Task statement> Please repeat all of the listing exactly.

────

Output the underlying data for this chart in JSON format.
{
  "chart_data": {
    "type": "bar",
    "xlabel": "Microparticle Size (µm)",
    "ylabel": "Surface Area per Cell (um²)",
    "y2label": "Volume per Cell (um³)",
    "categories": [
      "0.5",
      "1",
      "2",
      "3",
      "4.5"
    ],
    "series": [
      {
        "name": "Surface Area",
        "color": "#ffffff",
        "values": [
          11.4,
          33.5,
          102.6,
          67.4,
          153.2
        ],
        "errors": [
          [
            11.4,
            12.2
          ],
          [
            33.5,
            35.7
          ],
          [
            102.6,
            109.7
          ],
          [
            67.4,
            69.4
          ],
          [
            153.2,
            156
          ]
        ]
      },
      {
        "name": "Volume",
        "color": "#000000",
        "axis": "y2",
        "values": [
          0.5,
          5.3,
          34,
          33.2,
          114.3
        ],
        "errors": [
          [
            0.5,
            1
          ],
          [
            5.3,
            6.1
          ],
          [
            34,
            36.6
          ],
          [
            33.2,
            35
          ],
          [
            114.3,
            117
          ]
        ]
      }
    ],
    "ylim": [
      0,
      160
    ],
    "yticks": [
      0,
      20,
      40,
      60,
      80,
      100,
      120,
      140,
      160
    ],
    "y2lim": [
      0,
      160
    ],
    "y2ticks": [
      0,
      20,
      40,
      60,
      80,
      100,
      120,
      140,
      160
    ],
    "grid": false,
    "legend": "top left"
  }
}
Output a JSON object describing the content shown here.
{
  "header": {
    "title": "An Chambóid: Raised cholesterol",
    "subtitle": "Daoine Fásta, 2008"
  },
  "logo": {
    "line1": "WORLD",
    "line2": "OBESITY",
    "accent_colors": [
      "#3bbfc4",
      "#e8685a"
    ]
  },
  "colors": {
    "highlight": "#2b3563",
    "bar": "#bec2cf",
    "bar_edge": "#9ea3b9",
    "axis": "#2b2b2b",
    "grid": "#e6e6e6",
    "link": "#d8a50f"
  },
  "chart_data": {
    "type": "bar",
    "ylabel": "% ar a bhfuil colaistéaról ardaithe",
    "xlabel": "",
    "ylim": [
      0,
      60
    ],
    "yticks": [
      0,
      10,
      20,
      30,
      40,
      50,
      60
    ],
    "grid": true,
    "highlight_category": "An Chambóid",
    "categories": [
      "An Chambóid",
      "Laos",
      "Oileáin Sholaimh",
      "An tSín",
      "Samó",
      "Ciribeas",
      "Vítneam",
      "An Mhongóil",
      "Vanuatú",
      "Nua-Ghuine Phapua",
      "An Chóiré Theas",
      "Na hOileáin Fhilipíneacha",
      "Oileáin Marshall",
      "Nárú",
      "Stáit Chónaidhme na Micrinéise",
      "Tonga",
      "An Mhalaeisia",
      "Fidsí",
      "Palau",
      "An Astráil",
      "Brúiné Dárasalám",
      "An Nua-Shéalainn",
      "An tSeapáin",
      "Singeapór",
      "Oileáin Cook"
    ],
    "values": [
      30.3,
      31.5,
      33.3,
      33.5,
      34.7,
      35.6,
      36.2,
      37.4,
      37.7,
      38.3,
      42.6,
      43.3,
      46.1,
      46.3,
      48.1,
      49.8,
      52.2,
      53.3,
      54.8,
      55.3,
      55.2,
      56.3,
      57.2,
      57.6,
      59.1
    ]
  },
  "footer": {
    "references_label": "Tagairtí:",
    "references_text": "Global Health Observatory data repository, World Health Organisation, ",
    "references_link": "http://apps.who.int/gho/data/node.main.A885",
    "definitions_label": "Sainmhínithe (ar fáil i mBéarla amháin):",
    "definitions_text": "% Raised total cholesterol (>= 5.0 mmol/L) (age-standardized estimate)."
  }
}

────

Solution>
Output the underlying data for this chart in JSON format.
{
  "chart_data": {
    "type": "bar",
    "xlabel": "Microparticle Size (µm)",
    "ylabel": "Surface Area per Cell (um²)",
    "y2label": "Volume per Cell (um³)",
    "categories": [
      "0.5",
      "1",
      "2",
      "3",
      "4.5"
    ],
    "series": [
      {
        "name": "Surface Area",
        "color": "#ffffff",
        "values": [
          11.4,
          33.5,
          102.6,
          67.4,
          153.2
        ],
        "errors": [
          [
            11.4,
            12.2
          ],
          [
            33.5,
            35.7
          ],
          [
            102.6,
            109.7
          ],
          [
            67.4,
            69.4
          ],
          [
            153.2,
            156
          ]
        ]
      },
      {
        "name": "Volume",
        "color": "#000000",
        "axis": "y2",
        "values": [
          0.5,
          5.3,
          34,
          33.2,
          114.3
        ],
        "errors": [
          [
            0.5,
            1
          ],
          [
            5.3,
            6.1
          ],
          [
            34,
            36.6
          ],
          [
            33.2,
            35
          ],
          [
            114.3,
            117
          ]
        ]
      }
    ],
    "ylim": [
      0,
      160
    ],
    "yticks": [
      0,
      20,
      40,
      60,
      80,
      100,
      120,
      140,
      160
    ],
    "y2lim": [
      0,
      160
    ],
    "y2ticks": [
      0,
      20,
      40,
      60,
      80,
      100,
      120,
      140,
      160
    ],
    "grid": false,
    "legend": "top left"
  }
}
Output a JSON object describing the content shown here.
{
  "header": {
    "title": "An Chambóid: Raised cholesterol",
    "subtitle": "Daoine Fásta, 2008"
  },
  "logo": {
    "line1": "WORLD",
    "line2": "OBESITY",
    "accent_colors": [
      "#3bbfc4",
      "#e8685a"
    ]
  },
  "colors": {
    "highlight": "#2b3563",
    "bar": "#bec2cf",
    "bar_edge": "#9ea3b9",
    "axis": "#2b2b2b",
    "grid": "#e6e6e6",
    "link": "#d8a50f"
  },
  "chart_data": {
    "type": "bar",
    "ylabel": "% ar a bhfuil colaistéaról ardaithe",
    "xlabel": "",
    "ylim": [
      0,
      60
    ],
    "yticks": [
      0,
      10,
      20,
      30,
      40,
      50,
      60
    ],
    "grid": true,
    "highlight_category": "An Chambóid",
    "categories": [
      "An Chambóid",
      "Laos",
      "Oileáin Sholaimh",
      "An tSín",
      "Samó",
      "Ciribeas",
      "Vítneam",
      "An Mhongóil",
      "Vanuatú",
      "Nua-Ghuine Phapua",
      "An Chóiré Theas",
      "Na hOileáin Fhilipíneacha",
      "Oileáin Marshall",
      "Nárú",
      "Stáit Chónaidhme na Micrinéise",
      "Tonga",
      "An Mhalaeisia",
      "Fidsí",
      "Palau",
      "An Astráil",
      "Brúiné Dárasalám",
      "An Nua-Shéalainn",
      "An tSeapáin",
      "Singeapór",
      "Oileáin Cook"
    ],
    "values": [
      30.3,
      31.5,
      33.3,
      33.5,
      34.7,
      35.6,
      36.2,
      37.4,
      37.7,
      38.3,
      42.6,
      43.3,
      46.1,
      46.3,
      48.1,
      49.8,
      52.2,
      53.3,
      54.8,
      55.3,
      55.2,
      56.3,
      57.2,
      57.6,
      59.1
    ]
  },
  "footer": {
    "references_label": "Tagairtí:",
    "references_text": "Global Health Observatory data repository, World Health Organisation, ",
    "references_link": "http://apps.who.int/gho/data/node.main.A885",
    "definitions_label": "Sainmhínithe (ar fáil i mBéarla amháin):",
    "definitions_text": "% Raised total cholesterol (>= 5.0 mmol/L) (age-standardized estimate)."
  }
}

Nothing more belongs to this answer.